■ Written exercise ■
Restate the full listing word for word and leave the pictures out.

■ Listed entries ■
....
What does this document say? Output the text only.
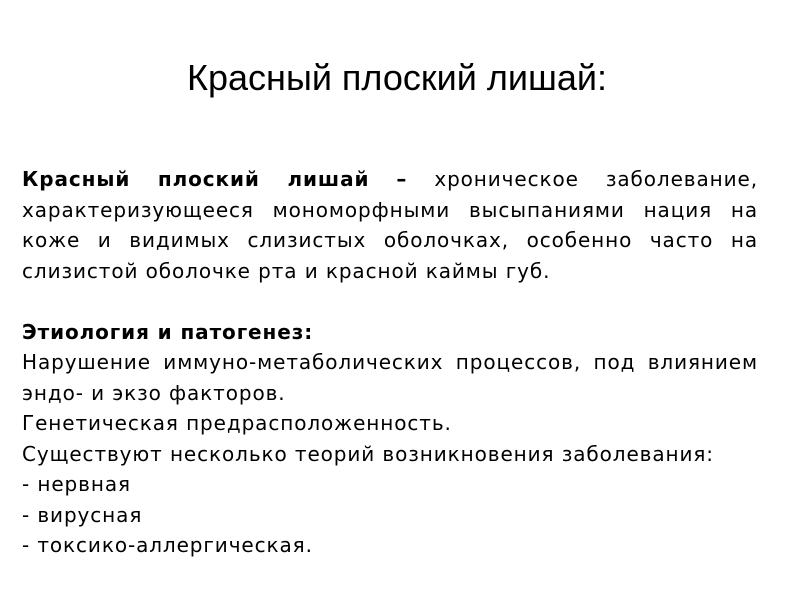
Красный плоский лишай:

Красный плоский лишай – хроническое заболевание, характеризующееся мономорфными высыпаниями нация на коже и видимых слизистых оболочках, особенно часто на слизистой оболочке рта и красной каймы губ.

Этиология и патогенез:

Нарушение иммуно-метаболических процессов, под влиянием эндо- и экзо факторов.

Генетическая предрасположенность.

Существуют несколько теорий возникновения заболевания:

- нервная

- вирусная

- токсико-аллергическая.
....
■ Full solution ■
What does this document say? Output the text only.
Красный плоский лишай:

Красный плоский лишай – хроническое заболевание, характеризующееся мономорфными высыпаниями нация на коже и видимых слизистых оболочках, особенно часто на слизистой оболочке рта и красной каймы губ.

Этиология и патогенез:

Нарушение иммуно-метаболических процессов, под влиянием эндо- и экзо факторов.

Генетическая предрасположенность.

Существуют несколько теорий возникновения заболевания:

- нервная

- вирусная

- токсико-аллергическая.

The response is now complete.